Source extract:

With regard to the fusing or blending of the two temperaments, the masculine and the feminine, it has been observed that this double evolution is often accompanied by a considerable development of higher powers, more or less occult and difficult to explain. Certainly this development was marked in the case of Shelley. His swift intuitions, his quite extraordinary facility in the acquirement of Greek and Latin, and in the composition of verse (not to mention other attainments) compelled attention. It may be that in such cases the two natures, male and female, react upon each other, stimulating to higher efforts and even fertilising each other. It has often been noticed that mediums (spiritualistic) have a like double temperament; and it might be contended (from his frequent visions and illuminations) that Shelley was to some degree mediumistic. There is a passage in Elie Reclus’ account of the Western Inoits[11] of Alaska, in which the author describes the privations and ordeals through which, in the Arctic regions, the Angakok has to pass in preparation for the rôle of prophet and diviner. “At an early age the novice courts solitude. He wanders in the long nights across silent plains filled with the chilly whiteness of the moon; he listens to the wind moaning over the desolate floes. And then the Aurora borealis, that ardently sought occasion for ‘drinking in the light’—the Angakok mournful and rapt must absorb all its splendours!... And now the future sorcerer is no longer a child. Many a time he has felt himself in the presence of Sidné, the Esquimaux Demeter; he has divined it by the shiver which ran through his veins, by the tingling of his flesh and the bristling of his hair. He passes through a series of initiations, knowing well that his spirit will not be loosed from the burden of dense matter until the moon has looked him in the face, and darted a certain ray into his eyes. At last, his own Genius, evoked from the bottomless depths of existence, appears to him, having scaled the immensity of the heavens and climbed across the abysses of the ocean. Uniting himself with the Double from beyond the grave, the soul of the Angakok flies upon the wings of the wind, and quitting the body at will sails swift and light through the universe.”

There is much in this passage remindful of Shelley and his frequent absorption in Nature, and no one who has studied the Eastern initiations in the present day will fail to recognise what I mean. Reclus, continuing the above passage, passes in review the numerous sects of primitive religion which may be found on the surface of the globe, and then says, “I think the object of their ambition is ecstasy, union with God, absorption into the infinite spirit, into the soul of the universe.” Personally, I believe somehow that Reclus is right, and that even beneath Shelley’s revolt in early days against conventional religion, there is discernible this same yearning and need for identification with the universal life.

That a marked gift in the direction of ecstasy and divination should be associated with a certain fusion between the masculine and the feminine temperaments, might seem at first sight an unlikely proposition; but as far back in history as Herodotus we find the curious remark that certain classes of Scythians, suffering from a tendency to effeminacy[12] were called Enarees or Androgynes and were endowed by Venus with the power of Divination.

Dataset extract:
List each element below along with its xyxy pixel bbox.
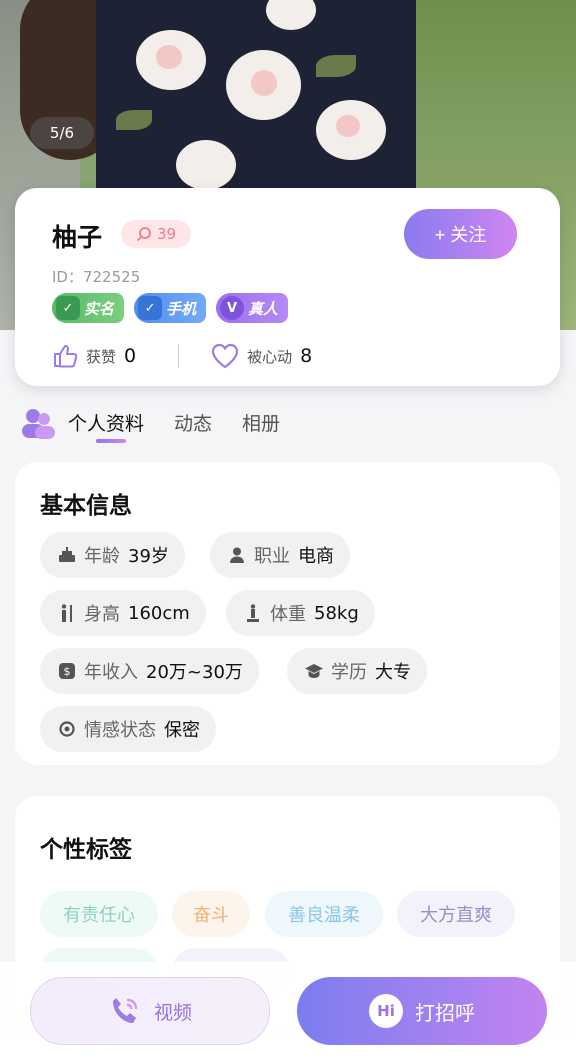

Exercise instructions:
1 – Using the Shelley passage, answer:
(a) Which two languages did Shelley acquire with extraordinary facility?
(b) In Reclus' account, which goddess is Sidné compared to?
(c) According to Herodotus, what were certain classes of Scythians called?
2 – Quote the Shelley passage word for word, beginning at "There is much" and stopping after "the universal life.".
The material has no connection to the Shelley passage.

Responses in order:
1 –
(a) Greek and Latin.
(b) Demeter. Sidné is called "the Esquimaux Demeter."
(c) Enarees or Androgynes.

2 –
There is much in this passage remindful of Shelley and his frequent absorption in Nature, and no one who has studied the Eastern initiations in the present day will fail to recognise what I mean. Reclus, continuing the above passage, passes in review the numerous sects of primitive religion which may be found on the surface of the globe, and then says, “I think the object of their ambition is ecstasy, union with God, absorption into the infinite spirit, into the soul of the universe.” Personally, I believe somehow that Reclus is right, and that even beneath Shelley’s revolt in early days against conventional religion, there is discernible this same yearning and need for identification with the universal life.